Stated task
Write out each line from the data below that includes the word "title".

Figure record extracts:
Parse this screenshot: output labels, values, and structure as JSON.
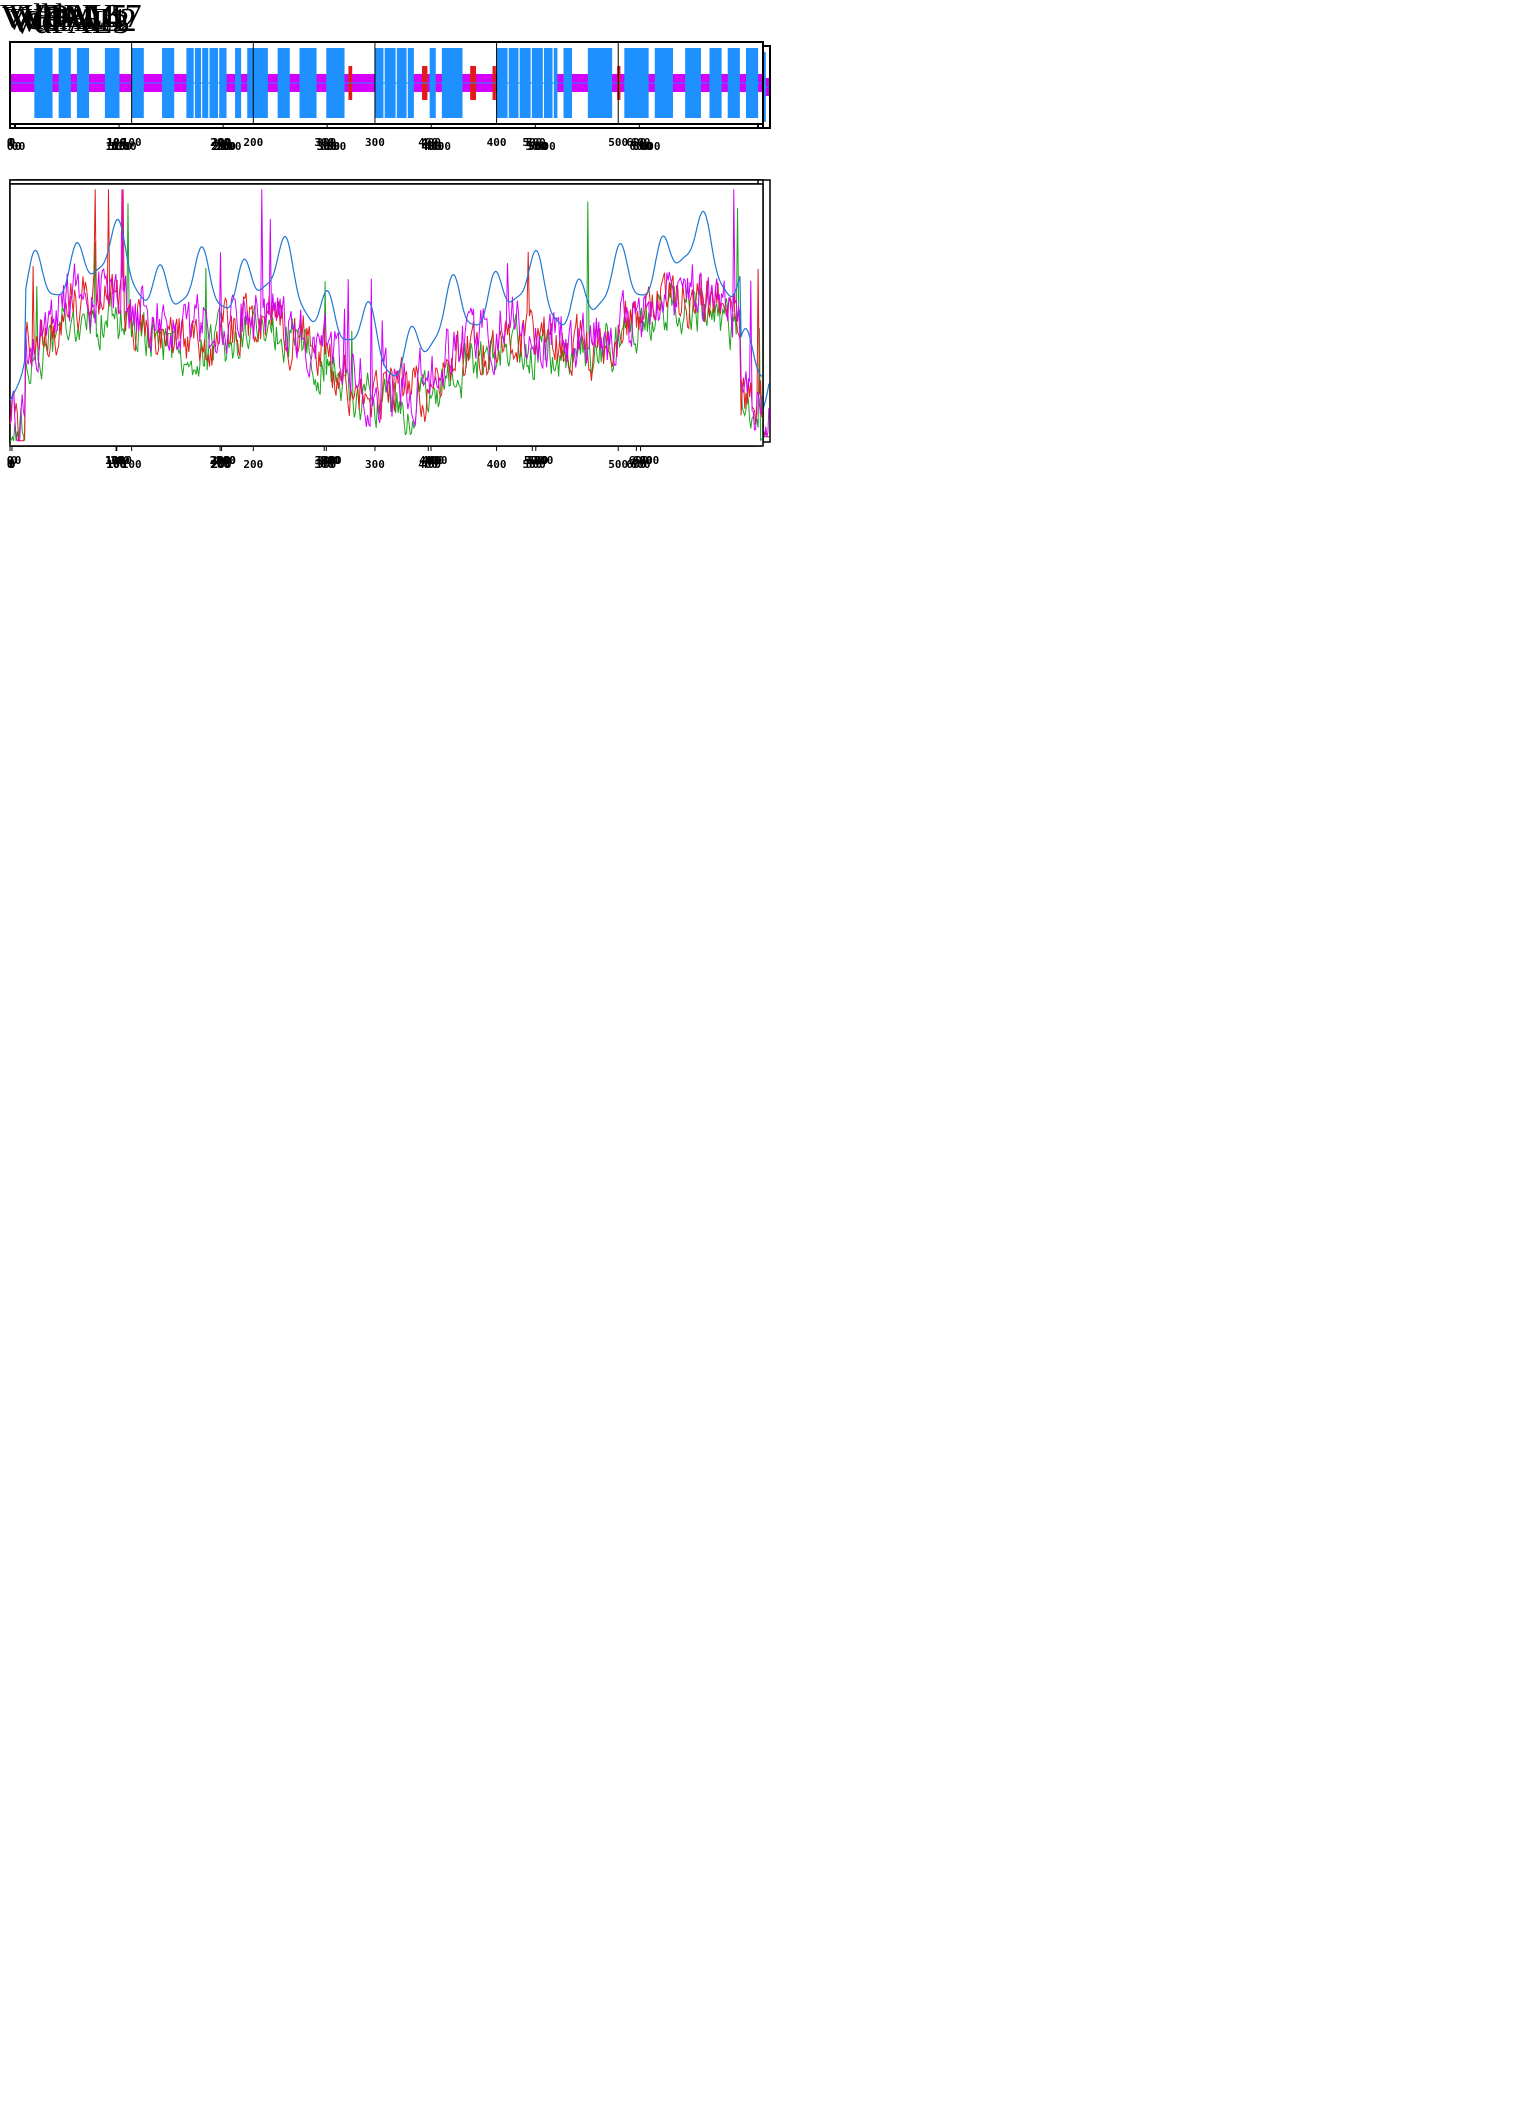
{
  "colors": {
    "helix": "#1e90ff",
    "strand": "#e31a1c",
    "coil": "#d500f9",
    "coilLine": "#1e90ff",
    "frame": "#000000",
    "green": "#1ea51e",
    "red": "#e0201c",
    "magenta": "#d500f9",
    "blue": "#1e78d2"
  },
  "chart_data": [
    {
      "type": "line",
      "title": "VdPAL1",
      "length": 714,
      "secondary_structure": {
        "ticks": [
          0,
          100,
          200,
          300,
          400,
          500,
          600
        ],
        "helices": [
          [
            5,
            18
          ],
          [
            22,
            34
          ],
          [
            38,
            52
          ],
          [
            60,
            72
          ],
          [
            79,
            100
          ],
          [
            105,
            115
          ],
          [
            120,
            130
          ],
          [
            135,
            146
          ],
          [
            160,
            172
          ],
          [
            177,
            183
          ],
          [
            186,
            193
          ],
          [
            205,
            214
          ],
          [
            218,
            225
          ],
          [
            236,
            244
          ],
          [
            259,
            290
          ],
          [
            294,
            301
          ],
          [
            305,
            310
          ],
          [
            314,
            322
          ],
          [
            327,
            332
          ],
          [
            335,
            340
          ],
          [
            348,
            353
          ],
          [
            360,
            368
          ],
          [
            401,
            427
          ],
          [
            438,
            453
          ],
          [
            469,
            527
          ],
          [
            532,
            541
          ],
          [
            550,
            563
          ],
          [
            565,
            582
          ],
          [
            587,
            605
          ],
          [
            608,
            623
          ],
          [
            632,
            639
          ],
          [
            645,
            649
          ],
          [
            659,
            666
          ],
          [
            673,
            679
          ],
          [
            683,
            695
          ],
          [
            703,
            707
          ]
        ]
      },
      "profile": {
        "ticks": [
          0,
          100,
          200,
          300,
          400,
          500,
          600
        ]
      }
    },
    {
      "type": "line",
      "title": "VdPAL2",
      "length": 714,
      "secondary_structure": {
        "ticks": [
          0,
          100,
          200,
          300,
          400,
          500,
          600
        ],
        "helices": [
          [
            4,
            16
          ],
          [
            20,
            30
          ],
          [
            35,
            48
          ],
          [
            54,
            66
          ],
          [
            72,
            83
          ],
          [
            92,
            102
          ],
          [
            110,
            120
          ],
          [
            125,
            135
          ],
          [
            140,
            152
          ],
          [
            158,
            168
          ],
          [
            176,
            185
          ],
          [
            190,
            200
          ],
          [
            214,
            223
          ],
          [
            235,
            244
          ],
          [
            260,
            300
          ],
          [
            305,
            312
          ],
          [
            318,
            327
          ],
          [
            336,
            345
          ],
          [
            362,
            372
          ],
          [
            402,
            430
          ],
          [
            438,
            448
          ],
          [
            460,
            467
          ],
          [
            485,
            520
          ],
          [
            525,
            545
          ],
          [
            552,
            565
          ],
          [
            570,
            590
          ],
          [
            594,
            612
          ],
          [
            615,
            635
          ],
          [
            642,
            650
          ],
          [
            660,
            668
          ],
          [
            676,
            686
          ],
          [
            694,
            700
          ],
          [
            705,
            710
          ]
        ]
      },
      "profile": {
        "ticks": [
          0,
          100,
          200,
          300,
          400,
          500,
          600
        ]
      }
    },
    {
      "type": "line",
      "title": "VdPAL3",
      "length": 714,
      "secondary_structure": {
        "ticks": [
          0,
          100,
          200,
          300,
          400,
          500,
          600
        ],
        "helices": [
          [
            20,
            42
          ],
          [
            48,
            58
          ],
          [
            70,
            80
          ],
          [
            95,
            108
          ],
          [
            118,
            130
          ],
          [
            145,
            158
          ],
          [
            178,
            188
          ],
          [
            205,
            215
          ],
          [
            225,
            238
          ],
          [
            250,
            262
          ],
          [
            275,
            300
          ],
          [
            305,
            312
          ],
          [
            318,
            325
          ],
          [
            335,
            342
          ],
          [
            352,
            360
          ],
          [
            368,
            372
          ],
          [
            395,
            424
          ],
          [
            440,
            458
          ],
          [
            490,
            540
          ],
          [
            548,
            560
          ],
          [
            568,
            582
          ],
          [
            598,
            612
          ],
          [
            615,
            645
          ],
          [
            650,
            660
          ],
          [
            672,
            680
          ],
          [
            688,
            700
          ],
          [
            705,
            710
          ]
        ]
      },
      "profile": {
        "ticks": [
          0,
          100,
          200,
          300,
          400,
          500,
          600
        ]
      }
    },
    {
      "type": "line",
      "title": "VdPAL4",
      "length": 714,
      "secondary_structure": {
        "ticks": [
          0,
          100,
          200,
          300,
          400,
          500,
          600
        ],
        "helices": [
          [
            22,
            35
          ],
          [
            40,
            50
          ],
          [
            55,
            68
          ],
          [
            75,
            90
          ],
          [
            105,
            118
          ],
          [
            125,
            135
          ],
          [
            140,
            150
          ],
          [
            155,
            165
          ],
          [
            180,
            190
          ],
          [
            205,
            215
          ],
          [
            225,
            235
          ],
          [
            250,
            292
          ],
          [
            300,
            308
          ],
          [
            315,
            322
          ],
          [
            330,
            338
          ],
          [
            345,
            352
          ],
          [
            368,
            378
          ],
          [
            400,
            428
          ],
          [
            445,
            453
          ],
          [
            480,
            535
          ],
          [
            540,
            548
          ],
          [
            562,
            572
          ],
          [
            580,
            590
          ],
          [
            597,
            604
          ],
          [
            608,
            648
          ],
          [
            653,
            660
          ],
          [
            672,
            680
          ],
          [
            688,
            700
          ],
          [
            705,
            712
          ]
        ]
      },
      "profile": {
        "ticks": [
          0,
          100,
          200,
          300,
          400,
          500,
          600
        ]
      }
    },
    {
      "type": "line",
      "title": "VdPAL5",
      "length": 714,
      "secondary_structure": {
        "ticks": [
          0,
          100,
          200,
          300,
          400,
          500,
          600
        ],
        "helices": [
          [
            20,
            42
          ],
          [
            50,
            62
          ],
          [
            75,
            90
          ],
          [
            115,
            128
          ],
          [
            135,
            148
          ],
          [
            160,
            172
          ],
          [
            180,
            190
          ],
          [
            205,
            212
          ],
          [
            220,
            232
          ],
          [
            250,
            300
          ],
          [
            305,
            312
          ],
          [
            318,
            325
          ],
          [
            330,
            338
          ],
          [
            345,
            352
          ],
          [
            368,
            372
          ],
          [
            400,
            428
          ],
          [
            440,
            446
          ],
          [
            490,
            545
          ],
          [
            560,
            568
          ],
          [
            575,
            590
          ],
          [
            600,
            612
          ],
          [
            618,
            650
          ],
          [
            658,
            665
          ],
          [
            672,
            680
          ],
          [
            690,
            700
          ],
          [
            705,
            712
          ]
        ]
      },
      "profile": {
        "ticks": [
          0,
          100,
          200,
          300,
          400,
          500,
          600
        ]
      }
    },
    {
      "type": "line",
      "title": "VdPAL6",
      "length": 714,
      "secondary_structure": {
        "ticks": [
          0,
          100,
          200,
          300,
          400,
          500,
          600
        ],
        "helices": [
          [
            20,
            32
          ],
          [
            36,
            48
          ],
          [
            55,
            70
          ],
          [
            75,
            90
          ],
          [
            100,
            112
          ],
          [
            120,
            130
          ],
          [
            135,
            146
          ],
          [
            152,
            162
          ],
          [
            175,
            186
          ],
          [
            210,
            218
          ],
          [
            225,
            238
          ],
          [
            250,
            265
          ],
          [
            268,
            275
          ],
          [
            280,
            290
          ],
          [
            295,
            300
          ],
          [
            305,
            312
          ],
          [
            320,
            328
          ],
          [
            340,
            350
          ],
          [
            362,
            372
          ],
          [
            400,
            430
          ],
          [
            445,
            455
          ],
          [
            480,
            535
          ],
          [
            540,
            548
          ],
          [
            562,
            572
          ],
          [
            578,
            590
          ],
          [
            598,
            650
          ],
          [
            658,
            665
          ],
          [
            680,
            690
          ],
          [
            696,
            702
          ],
          [
            706,
            712
          ]
        ]
      },
      "profile": {
        "ticks": [
          0,
          100,
          200,
          300,
          400,
          500,
          600
        ]
      }
    },
    {
      "type": "line",
      "title": "VdPAL7",
      "length": 619,
      "secondary_structure": {
        "ticks": [
          0,
          100,
          200,
          300,
          400,
          500
        ],
        "helices": [
          [
            20,
            35
          ],
          [
            40,
            50
          ],
          [
            55,
            65
          ],
          [
            78,
            90
          ],
          [
            100,
            110
          ],
          [
            125,
            135
          ],
          [
            145,
            178
          ],
          [
            185,
            190
          ],
          [
            195,
            212
          ],
          [
            220,
            230
          ],
          [
            238,
            252
          ],
          [
            260,
            275
          ],
          [
            300,
            332
          ],
          [
            345,
            350
          ],
          [
            355,
            372
          ],
          [
            400,
            450
          ],
          [
            455,
            462
          ],
          [
            475,
            495
          ],
          [
            505,
            525
          ],
          [
            530,
            545
          ],
          [
            555,
            568
          ],
          [
            575,
            585
          ],
          [
            590,
            600
          ],
          [
            605,
            615
          ]
        ]
      },
      "profile": {
        "ticks": [
          0,
          100,
          200,
          300,
          400,
          500
        ]
      }
    }
  ]
}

Exercise solution
      "title": "VdPAL1",
      "title": "VdPAL2",
      "title": "VdPAL3",
      "title": "VdPAL4",
      "title": "VdPAL5",
      "title": "VdPAL6",
      "title": "VdPAL7",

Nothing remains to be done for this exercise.